**Set exercise**
Reading down the listing below, count the lines where the word "true" shows up, then give only that count.

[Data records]
══════════════════════════════

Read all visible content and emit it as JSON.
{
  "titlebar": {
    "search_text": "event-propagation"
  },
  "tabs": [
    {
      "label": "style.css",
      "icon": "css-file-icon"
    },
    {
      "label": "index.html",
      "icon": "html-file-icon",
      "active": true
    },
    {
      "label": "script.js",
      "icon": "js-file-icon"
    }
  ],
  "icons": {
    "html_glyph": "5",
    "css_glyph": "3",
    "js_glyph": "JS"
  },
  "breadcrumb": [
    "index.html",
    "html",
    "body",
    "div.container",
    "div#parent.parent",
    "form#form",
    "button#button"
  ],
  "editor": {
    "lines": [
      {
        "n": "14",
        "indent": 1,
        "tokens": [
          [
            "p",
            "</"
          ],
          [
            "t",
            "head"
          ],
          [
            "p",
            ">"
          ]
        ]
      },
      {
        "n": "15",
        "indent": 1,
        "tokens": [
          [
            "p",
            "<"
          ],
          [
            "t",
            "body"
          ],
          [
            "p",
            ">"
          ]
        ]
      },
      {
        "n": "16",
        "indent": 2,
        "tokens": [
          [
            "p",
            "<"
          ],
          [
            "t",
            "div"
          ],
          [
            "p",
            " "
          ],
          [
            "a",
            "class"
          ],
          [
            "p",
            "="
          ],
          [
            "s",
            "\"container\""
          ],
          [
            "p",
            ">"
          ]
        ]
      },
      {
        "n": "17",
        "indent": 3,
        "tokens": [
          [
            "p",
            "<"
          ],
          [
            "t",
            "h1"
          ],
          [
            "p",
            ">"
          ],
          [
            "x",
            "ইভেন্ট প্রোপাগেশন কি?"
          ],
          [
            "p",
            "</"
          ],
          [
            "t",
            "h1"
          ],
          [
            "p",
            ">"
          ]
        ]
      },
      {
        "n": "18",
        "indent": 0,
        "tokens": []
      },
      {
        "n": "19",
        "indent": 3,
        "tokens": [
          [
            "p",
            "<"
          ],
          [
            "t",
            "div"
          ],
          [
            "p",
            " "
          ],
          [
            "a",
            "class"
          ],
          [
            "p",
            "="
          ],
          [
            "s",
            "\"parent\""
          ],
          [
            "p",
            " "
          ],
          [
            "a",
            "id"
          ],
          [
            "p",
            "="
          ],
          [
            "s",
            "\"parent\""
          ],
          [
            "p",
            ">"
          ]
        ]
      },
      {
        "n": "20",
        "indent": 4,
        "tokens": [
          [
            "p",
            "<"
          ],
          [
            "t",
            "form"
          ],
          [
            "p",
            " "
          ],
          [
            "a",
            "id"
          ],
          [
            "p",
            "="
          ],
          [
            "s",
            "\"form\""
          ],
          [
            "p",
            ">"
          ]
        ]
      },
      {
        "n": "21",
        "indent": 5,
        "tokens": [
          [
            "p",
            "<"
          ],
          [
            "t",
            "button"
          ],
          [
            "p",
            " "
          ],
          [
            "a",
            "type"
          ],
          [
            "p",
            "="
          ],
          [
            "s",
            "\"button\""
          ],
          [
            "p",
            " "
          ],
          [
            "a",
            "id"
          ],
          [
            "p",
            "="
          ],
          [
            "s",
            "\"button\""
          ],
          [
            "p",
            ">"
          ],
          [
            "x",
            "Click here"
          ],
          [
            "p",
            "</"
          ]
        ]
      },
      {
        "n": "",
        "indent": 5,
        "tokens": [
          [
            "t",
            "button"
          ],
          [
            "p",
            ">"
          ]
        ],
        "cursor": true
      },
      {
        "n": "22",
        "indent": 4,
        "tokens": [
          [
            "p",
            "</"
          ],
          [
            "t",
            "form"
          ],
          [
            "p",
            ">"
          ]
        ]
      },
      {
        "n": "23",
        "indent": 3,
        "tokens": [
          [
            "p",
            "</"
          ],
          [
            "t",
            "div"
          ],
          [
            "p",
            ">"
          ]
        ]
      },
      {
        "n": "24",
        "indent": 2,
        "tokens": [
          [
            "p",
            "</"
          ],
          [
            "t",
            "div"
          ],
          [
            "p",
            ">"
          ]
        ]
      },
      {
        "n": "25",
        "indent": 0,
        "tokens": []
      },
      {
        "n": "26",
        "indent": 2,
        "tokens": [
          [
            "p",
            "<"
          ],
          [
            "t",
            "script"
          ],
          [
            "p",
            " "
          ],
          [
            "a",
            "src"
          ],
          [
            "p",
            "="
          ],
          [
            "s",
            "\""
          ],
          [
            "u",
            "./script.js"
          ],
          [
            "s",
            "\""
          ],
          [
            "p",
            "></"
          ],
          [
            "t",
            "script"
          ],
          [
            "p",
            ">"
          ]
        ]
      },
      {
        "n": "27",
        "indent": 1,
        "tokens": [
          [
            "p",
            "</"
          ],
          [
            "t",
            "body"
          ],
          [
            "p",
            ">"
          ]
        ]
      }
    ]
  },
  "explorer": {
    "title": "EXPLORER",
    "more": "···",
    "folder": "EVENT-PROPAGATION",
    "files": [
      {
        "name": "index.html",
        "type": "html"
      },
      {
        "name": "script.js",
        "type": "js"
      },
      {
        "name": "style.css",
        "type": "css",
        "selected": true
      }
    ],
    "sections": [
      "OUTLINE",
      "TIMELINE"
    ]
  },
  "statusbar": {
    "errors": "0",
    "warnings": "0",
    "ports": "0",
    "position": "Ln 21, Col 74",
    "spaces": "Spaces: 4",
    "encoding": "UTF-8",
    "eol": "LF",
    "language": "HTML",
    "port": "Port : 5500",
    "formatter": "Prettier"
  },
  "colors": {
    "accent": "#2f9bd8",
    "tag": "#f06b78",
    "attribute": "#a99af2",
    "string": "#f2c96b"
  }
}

══════════════════════════════

**Answer below**
3